[Stored data]

◇ ◇ ◇ ◇

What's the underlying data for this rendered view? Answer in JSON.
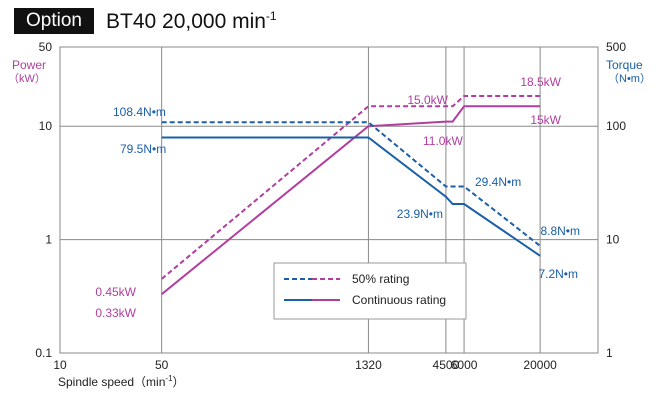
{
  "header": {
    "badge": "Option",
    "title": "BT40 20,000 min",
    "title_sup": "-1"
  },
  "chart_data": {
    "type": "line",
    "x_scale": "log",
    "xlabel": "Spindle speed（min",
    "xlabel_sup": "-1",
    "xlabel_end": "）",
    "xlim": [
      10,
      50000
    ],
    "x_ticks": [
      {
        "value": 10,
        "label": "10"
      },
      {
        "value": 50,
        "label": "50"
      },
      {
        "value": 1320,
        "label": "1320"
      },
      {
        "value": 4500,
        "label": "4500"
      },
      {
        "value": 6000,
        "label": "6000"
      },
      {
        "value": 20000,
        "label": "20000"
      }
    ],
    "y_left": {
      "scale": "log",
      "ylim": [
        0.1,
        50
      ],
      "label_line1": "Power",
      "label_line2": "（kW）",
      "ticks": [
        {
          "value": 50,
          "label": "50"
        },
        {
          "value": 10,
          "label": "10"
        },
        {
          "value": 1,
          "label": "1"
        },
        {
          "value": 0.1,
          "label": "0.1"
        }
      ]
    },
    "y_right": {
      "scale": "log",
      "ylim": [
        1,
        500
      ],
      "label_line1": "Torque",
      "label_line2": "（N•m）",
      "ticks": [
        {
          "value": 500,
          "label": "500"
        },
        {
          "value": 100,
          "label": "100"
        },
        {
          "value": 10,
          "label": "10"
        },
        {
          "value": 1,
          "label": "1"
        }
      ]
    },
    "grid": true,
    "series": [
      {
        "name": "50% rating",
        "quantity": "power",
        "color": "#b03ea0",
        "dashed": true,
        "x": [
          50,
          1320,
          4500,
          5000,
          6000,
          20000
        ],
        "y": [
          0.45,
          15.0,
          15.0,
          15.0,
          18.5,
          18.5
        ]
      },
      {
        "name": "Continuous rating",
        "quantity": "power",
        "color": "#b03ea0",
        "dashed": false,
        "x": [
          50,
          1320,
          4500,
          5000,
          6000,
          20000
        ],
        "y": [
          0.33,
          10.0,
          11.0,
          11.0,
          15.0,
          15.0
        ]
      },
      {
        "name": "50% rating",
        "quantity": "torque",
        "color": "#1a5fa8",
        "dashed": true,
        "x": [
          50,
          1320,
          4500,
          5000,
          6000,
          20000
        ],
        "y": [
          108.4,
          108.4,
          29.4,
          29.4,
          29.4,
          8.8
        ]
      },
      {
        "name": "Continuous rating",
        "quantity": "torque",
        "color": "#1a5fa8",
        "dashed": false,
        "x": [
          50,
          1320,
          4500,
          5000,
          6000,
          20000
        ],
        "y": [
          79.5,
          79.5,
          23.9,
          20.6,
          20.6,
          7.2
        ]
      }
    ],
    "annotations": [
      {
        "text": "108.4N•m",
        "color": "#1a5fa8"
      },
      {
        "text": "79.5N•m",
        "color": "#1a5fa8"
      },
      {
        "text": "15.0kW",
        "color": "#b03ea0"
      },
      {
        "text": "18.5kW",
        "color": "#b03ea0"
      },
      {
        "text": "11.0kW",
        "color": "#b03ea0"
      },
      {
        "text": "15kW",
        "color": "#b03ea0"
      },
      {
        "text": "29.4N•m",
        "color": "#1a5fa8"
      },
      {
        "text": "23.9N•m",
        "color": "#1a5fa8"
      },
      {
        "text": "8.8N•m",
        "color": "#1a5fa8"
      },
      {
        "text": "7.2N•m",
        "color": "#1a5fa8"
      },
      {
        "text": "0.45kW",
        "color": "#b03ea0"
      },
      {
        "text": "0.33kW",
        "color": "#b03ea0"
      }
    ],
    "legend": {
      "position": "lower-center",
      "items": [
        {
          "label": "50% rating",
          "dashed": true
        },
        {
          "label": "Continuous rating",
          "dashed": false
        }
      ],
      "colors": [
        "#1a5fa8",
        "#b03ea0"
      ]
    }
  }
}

◇ ◇ ◇ ◇

* [DO THIS]: Every entry must be written out exactly, with all pictures left out.

* [FINAL RESULT]:
What's the underlying data for this rendered view? Answer in JSON.
{
  "header": {
    "badge": "Option",
    "title": "BT40 20,000 min",
    "title_sup": "-1"
  },
  "chart_data": {
    "type": "line",
    "x_scale": "log",
    "xlabel": "Spindle speed（min",
    "xlabel_sup": "-1",
    "xlabel_end": "）",
    "xlim": [
      10,
      50000
    ],
    "x_ticks": [
      {
        "value": 10,
        "label": "10"
      },
      {
        "value": 50,
        "label": "50"
      },
      {
        "value": 1320,
        "label": "1320"
      },
      {
        "value": 4500,
        "label": "4500"
      },
      {
        "value": 6000,
        "label": "6000"
      },
      {
        "value": 20000,
        "label": "20000"
      }
    ],
    "y_left": {
      "scale": "log",
      "ylim": [
        0.1,
        50
      ],
      "label_line1": "Power",
      "label_line2": "（kW）",
      "ticks": [
        {
          "value": 50,
          "label": "50"
        },
        {
          "value": 10,
          "label": "10"
        },
        {
          "value": 1,
          "label": "1"
        },
        {
          "value": 0.1,
          "label": "0.1"
        }
      ]
    },
    "y_right": {
      "scale": "log",
      "ylim": [
        1,
        500
      ],
      "label_line1": "Torque",
      "label_line2": "（N•m）",
      "ticks": [
        {
          "value": 500,
          "label": "500"
        },
        {
          "value": 100,
          "label": "100"
        },
        {
          "value": 10,
          "label": "10"
        },
        {
          "value": 1,
          "label": "1"
        }
      ]
    },
    "grid": true,
    "series": [
      {
        "name": "50% rating",
        "quantity": "power",
        "color": "#b03ea0",
        "dashed": true,
        "x": [
          50,
          1320,
          4500,
          5000,
          6000,
          20000
        ],
        "y": [
          0.45,
          15.0,
          15.0,
          15.0,
          18.5,
          18.5
        ]
      },
      {
        "name": "Continuous rating",
        "quantity": "power",
        "color": "#b03ea0",
        "dashed": false,
        "x": [
          50,
          1320,
          4500,
          5000,
          6000,
          20000
        ],
        "y": [
          0.33,
          10.0,
          11.0,
          11.0,
          15.0,
          15.0
        ]
      },
      {
        "name": "50% rating",
        "quantity": "torque",
        "color": "#1a5fa8",
        "dashed": true,
        "x": [
          50,
          1320,
          4500,
          5000,
          6000,
          20000
        ],
        "y": [
          108.4,
          108.4,
          29.4,
          29.4,
          29.4,
          8.8
        ]
      },
      {
        "name": "Continuous rating",
        "quantity": "torque",
        "color": "#1a5fa8",
        "dashed": false,
        "x": [
          50,
          1320,
          4500,
          5000,
          6000,
          20000
        ],
        "y": [
          79.5,
          79.5,
          23.9,
          20.6,
          20.6,
          7.2
        ]
      }
    ],
    "annotations": [
      {
        "text": "108.4N•m",
        "color": "#1a5fa8"
      },
      {
        "text": "79.5N•m",
        "color": "#1a5fa8"
      },
      {
        "text": "15.0kW",
        "color": "#b03ea0"
      },
      {
        "text": "18.5kW",
        "color": "#b03ea0"
      },
      {
        "text": "11.0kW",
        "color": "#b03ea0"
      },
      {
        "text": "15kW",
        "color": "#b03ea0"
      },
      {
        "text": "29.4N•m",
        "color": "#1a5fa8"
      },
      {
        "text": "23.9N•m",
        "color": "#1a5fa8"
      },
      {
        "text": "8.8N•m",
        "color": "#1a5fa8"
      },
      {
        "text": "7.2N•m",
        "color": "#1a5fa8"
      },
      {
        "text": "0.45kW",
        "color": "#b03ea0"
      },
      {
        "text": "0.33kW",
        "color": "#b03ea0"
      }
    ],
    "legend": {
      "position": "lower-center",
      "items": [
        {
          "label": "50% rating",
          "dashed": true
        },
        {
          "label": "Continuous rating",
          "dashed": false
        }
      ],
      "colors": [
        "#1a5fa8",
        "#b03ea0"
      ]
    }
  }
}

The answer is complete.